--- start ---

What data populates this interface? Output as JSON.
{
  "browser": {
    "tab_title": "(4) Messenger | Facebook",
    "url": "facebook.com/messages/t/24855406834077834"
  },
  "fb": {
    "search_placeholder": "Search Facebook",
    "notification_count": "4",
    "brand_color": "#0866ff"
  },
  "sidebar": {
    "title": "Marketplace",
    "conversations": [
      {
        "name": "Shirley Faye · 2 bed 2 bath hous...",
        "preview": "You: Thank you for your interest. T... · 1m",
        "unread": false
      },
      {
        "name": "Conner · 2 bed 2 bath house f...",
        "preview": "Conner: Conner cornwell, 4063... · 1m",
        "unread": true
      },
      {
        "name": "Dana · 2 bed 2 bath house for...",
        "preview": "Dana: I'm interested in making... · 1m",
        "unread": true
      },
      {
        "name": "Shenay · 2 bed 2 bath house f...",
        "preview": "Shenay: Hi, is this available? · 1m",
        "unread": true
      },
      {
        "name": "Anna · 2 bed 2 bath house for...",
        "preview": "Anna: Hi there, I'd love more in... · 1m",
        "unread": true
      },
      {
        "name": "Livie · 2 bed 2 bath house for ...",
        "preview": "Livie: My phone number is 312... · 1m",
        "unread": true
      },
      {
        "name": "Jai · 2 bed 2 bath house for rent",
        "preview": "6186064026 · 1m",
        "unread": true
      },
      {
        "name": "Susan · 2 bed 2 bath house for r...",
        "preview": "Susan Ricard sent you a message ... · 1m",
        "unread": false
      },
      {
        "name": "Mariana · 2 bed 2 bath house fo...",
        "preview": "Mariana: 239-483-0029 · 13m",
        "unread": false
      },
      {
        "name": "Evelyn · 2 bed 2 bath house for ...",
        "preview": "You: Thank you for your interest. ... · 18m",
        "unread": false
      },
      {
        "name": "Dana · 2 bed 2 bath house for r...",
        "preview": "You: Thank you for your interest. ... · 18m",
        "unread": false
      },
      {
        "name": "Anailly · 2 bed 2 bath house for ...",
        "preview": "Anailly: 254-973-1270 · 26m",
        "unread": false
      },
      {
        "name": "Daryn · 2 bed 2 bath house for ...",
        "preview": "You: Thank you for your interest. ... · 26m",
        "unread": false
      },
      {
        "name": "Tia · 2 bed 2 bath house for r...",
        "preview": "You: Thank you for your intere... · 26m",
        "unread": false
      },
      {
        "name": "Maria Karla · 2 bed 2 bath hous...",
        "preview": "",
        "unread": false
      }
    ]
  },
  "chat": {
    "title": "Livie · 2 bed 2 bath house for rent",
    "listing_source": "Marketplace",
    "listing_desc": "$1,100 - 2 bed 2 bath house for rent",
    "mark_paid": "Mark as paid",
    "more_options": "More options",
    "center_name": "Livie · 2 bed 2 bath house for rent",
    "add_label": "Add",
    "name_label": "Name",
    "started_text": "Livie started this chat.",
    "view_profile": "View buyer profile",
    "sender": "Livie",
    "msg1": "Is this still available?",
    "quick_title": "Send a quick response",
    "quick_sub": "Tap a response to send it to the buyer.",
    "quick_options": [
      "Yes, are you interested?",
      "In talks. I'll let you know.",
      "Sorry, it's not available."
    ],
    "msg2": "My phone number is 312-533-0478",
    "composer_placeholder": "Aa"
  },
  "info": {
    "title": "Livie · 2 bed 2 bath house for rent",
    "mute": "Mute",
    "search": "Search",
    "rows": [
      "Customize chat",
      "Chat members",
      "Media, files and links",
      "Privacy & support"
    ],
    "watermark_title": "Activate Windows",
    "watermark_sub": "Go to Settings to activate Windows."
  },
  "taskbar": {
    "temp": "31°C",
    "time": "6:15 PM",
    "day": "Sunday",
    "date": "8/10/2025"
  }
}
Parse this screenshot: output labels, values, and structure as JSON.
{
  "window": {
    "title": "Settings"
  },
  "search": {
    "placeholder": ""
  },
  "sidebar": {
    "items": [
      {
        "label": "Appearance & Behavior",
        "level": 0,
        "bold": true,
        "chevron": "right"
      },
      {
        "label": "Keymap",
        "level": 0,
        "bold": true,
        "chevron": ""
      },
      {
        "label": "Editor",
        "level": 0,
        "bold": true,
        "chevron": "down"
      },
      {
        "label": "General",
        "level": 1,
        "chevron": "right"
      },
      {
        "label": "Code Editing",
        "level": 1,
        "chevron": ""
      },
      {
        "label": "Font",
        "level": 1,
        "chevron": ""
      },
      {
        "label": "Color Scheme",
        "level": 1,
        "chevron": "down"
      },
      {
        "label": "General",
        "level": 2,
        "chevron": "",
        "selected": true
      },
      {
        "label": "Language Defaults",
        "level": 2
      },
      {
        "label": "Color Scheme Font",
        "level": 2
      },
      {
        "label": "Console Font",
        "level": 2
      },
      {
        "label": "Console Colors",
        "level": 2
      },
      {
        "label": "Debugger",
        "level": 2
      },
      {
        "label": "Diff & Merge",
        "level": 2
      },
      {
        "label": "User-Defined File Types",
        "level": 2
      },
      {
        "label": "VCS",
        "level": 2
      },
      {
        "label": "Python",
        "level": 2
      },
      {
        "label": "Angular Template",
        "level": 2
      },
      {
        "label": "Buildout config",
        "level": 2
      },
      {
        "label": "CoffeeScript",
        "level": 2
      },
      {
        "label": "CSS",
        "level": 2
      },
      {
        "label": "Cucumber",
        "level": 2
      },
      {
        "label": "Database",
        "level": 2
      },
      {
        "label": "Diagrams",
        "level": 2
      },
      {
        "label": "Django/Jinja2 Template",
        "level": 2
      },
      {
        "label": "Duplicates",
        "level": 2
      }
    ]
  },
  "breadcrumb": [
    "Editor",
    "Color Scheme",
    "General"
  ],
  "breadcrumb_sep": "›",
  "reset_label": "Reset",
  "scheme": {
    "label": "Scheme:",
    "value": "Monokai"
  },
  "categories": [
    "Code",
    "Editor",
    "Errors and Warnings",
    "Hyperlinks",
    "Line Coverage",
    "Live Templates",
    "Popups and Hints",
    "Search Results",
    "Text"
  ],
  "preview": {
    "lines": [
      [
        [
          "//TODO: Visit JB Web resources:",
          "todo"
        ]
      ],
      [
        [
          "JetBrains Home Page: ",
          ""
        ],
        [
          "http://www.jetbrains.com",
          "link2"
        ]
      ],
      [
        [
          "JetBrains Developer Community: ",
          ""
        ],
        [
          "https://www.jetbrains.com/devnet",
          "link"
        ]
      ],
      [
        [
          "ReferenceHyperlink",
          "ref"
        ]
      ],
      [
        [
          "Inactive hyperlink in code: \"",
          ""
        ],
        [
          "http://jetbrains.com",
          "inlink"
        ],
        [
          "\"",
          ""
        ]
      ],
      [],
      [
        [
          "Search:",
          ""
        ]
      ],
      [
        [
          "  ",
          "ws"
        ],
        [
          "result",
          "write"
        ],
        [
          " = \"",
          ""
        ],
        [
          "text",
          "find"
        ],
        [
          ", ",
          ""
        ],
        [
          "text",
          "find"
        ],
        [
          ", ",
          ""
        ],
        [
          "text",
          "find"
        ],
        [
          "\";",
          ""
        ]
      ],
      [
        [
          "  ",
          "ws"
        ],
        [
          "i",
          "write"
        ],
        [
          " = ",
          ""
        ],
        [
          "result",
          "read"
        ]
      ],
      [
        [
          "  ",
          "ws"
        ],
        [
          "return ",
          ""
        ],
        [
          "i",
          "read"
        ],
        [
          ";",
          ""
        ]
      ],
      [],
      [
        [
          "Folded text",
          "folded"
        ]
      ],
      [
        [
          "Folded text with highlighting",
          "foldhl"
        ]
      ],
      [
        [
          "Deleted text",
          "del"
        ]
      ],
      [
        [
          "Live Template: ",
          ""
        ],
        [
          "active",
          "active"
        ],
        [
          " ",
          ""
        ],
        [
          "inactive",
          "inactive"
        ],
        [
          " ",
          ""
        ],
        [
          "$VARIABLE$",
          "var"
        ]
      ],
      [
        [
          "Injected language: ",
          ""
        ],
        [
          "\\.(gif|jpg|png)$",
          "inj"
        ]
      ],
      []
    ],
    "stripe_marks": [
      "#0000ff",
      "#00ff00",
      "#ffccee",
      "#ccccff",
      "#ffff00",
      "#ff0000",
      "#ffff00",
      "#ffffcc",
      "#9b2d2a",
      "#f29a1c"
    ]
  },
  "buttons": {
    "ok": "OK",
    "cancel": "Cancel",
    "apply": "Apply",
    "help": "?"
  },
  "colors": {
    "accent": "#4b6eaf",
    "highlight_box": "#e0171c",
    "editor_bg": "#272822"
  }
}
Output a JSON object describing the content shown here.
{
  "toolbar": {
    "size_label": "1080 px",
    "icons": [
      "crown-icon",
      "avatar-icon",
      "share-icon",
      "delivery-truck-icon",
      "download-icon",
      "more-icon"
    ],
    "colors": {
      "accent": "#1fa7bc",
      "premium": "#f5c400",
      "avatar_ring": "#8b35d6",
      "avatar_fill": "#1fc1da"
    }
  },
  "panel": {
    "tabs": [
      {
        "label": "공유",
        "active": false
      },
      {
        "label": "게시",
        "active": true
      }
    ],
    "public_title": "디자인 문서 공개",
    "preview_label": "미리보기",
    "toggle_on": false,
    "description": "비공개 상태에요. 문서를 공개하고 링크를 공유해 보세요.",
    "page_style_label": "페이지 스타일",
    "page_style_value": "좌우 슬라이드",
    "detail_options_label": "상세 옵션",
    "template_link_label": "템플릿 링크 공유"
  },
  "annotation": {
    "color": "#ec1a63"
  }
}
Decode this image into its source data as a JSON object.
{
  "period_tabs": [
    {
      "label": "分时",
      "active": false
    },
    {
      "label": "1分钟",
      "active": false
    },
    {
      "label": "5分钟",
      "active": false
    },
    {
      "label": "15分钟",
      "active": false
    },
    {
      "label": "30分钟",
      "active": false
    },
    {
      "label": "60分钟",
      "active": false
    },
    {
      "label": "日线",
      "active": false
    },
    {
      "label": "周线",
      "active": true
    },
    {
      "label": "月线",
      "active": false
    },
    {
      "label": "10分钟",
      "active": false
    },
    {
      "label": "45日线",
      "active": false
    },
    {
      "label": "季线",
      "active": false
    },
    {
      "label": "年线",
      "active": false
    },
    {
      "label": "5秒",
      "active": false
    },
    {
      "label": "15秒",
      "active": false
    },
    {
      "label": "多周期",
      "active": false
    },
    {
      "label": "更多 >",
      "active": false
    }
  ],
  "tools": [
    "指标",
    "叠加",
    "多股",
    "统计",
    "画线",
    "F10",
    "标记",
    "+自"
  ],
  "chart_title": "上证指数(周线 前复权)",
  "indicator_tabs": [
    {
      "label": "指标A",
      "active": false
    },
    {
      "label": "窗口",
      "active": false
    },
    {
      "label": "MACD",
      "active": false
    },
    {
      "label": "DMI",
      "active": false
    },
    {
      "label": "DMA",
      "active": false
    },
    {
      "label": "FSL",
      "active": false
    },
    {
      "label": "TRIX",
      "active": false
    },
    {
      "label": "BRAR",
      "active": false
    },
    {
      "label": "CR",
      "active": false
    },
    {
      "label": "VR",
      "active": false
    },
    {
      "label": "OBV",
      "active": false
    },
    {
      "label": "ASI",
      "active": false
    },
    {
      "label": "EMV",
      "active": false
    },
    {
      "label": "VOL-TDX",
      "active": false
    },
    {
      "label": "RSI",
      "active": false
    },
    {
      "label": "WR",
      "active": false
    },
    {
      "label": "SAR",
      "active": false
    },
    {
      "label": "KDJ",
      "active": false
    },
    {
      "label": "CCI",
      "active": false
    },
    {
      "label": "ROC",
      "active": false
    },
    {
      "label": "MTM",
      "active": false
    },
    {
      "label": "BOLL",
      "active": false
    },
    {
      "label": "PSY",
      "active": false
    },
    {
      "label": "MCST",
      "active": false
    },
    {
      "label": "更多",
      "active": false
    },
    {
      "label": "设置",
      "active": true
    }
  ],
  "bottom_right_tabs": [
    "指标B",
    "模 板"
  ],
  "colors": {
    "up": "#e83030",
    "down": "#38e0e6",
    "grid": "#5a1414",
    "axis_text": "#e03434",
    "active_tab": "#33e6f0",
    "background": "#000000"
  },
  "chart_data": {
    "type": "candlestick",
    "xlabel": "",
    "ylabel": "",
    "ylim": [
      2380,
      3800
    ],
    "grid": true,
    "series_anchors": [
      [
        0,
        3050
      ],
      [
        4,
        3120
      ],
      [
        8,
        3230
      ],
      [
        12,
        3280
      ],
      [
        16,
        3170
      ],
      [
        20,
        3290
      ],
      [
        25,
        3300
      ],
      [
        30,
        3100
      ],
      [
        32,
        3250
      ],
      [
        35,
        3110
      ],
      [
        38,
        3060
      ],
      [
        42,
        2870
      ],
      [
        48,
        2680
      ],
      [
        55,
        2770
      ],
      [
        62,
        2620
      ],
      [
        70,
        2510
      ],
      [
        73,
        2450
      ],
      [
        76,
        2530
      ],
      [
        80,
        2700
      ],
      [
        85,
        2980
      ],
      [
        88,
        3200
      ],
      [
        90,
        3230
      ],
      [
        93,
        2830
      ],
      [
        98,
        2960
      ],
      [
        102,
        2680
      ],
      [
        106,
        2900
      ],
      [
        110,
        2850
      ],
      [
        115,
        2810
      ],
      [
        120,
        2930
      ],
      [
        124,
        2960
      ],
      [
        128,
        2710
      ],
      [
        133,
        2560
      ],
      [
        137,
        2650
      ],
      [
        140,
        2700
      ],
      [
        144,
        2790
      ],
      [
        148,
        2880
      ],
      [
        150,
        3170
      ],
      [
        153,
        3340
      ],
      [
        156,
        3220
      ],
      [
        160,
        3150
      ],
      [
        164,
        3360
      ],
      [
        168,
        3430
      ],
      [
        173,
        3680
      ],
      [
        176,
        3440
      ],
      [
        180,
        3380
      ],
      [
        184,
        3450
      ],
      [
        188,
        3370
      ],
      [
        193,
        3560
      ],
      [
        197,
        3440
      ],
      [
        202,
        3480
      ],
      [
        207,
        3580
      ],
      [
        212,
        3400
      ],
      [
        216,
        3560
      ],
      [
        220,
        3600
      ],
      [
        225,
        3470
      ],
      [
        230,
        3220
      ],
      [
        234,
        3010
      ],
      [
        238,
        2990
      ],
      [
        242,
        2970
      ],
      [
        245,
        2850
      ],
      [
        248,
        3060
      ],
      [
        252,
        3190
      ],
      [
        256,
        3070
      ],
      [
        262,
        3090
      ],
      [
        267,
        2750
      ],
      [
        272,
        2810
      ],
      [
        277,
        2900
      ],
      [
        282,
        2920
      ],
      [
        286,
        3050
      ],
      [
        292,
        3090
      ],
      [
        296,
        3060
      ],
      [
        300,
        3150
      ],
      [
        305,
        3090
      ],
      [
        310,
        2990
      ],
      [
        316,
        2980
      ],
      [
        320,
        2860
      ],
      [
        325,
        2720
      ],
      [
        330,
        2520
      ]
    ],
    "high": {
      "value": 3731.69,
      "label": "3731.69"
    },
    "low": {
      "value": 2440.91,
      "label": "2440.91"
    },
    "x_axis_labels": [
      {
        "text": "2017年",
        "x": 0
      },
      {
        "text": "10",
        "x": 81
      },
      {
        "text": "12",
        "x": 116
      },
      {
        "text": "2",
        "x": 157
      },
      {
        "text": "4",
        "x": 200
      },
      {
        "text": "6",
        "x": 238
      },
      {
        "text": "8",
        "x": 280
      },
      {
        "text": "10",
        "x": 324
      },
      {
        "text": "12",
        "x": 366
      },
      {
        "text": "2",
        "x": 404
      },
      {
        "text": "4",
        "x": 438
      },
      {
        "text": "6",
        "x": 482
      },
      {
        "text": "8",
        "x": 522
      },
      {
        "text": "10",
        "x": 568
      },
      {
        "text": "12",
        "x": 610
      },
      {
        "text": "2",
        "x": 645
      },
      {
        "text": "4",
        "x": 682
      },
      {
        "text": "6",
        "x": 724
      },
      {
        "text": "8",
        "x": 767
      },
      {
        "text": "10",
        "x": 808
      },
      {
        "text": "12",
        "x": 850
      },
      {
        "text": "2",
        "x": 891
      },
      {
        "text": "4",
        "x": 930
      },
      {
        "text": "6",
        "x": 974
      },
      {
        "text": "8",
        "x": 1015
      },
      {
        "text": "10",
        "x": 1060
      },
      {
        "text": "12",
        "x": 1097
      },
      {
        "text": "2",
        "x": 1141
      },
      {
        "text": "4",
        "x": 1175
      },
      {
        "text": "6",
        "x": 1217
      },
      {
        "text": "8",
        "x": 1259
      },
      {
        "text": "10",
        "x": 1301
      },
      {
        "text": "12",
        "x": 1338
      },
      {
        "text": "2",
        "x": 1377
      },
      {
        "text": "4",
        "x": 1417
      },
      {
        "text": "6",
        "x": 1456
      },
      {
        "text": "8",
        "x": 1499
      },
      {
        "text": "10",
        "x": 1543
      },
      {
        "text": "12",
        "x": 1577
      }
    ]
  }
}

--- end ---

Your instructions: Copy all lines from the listing that contain "Livie".

Written solution:
        "name": "Livie · 2 bed 2 bath house for ...",
        "preview": "Livie: My phone number is 312... · 1m",
    "title": "Livie · 2 bed 2 bath house for rent",
    "center_name": "Livie · 2 bed 2 bath house for rent",
    "started_text": "Livie started this chat.",
    "sender": "Livie",
    "title": "Livie · 2 bed 2 bath house for rent",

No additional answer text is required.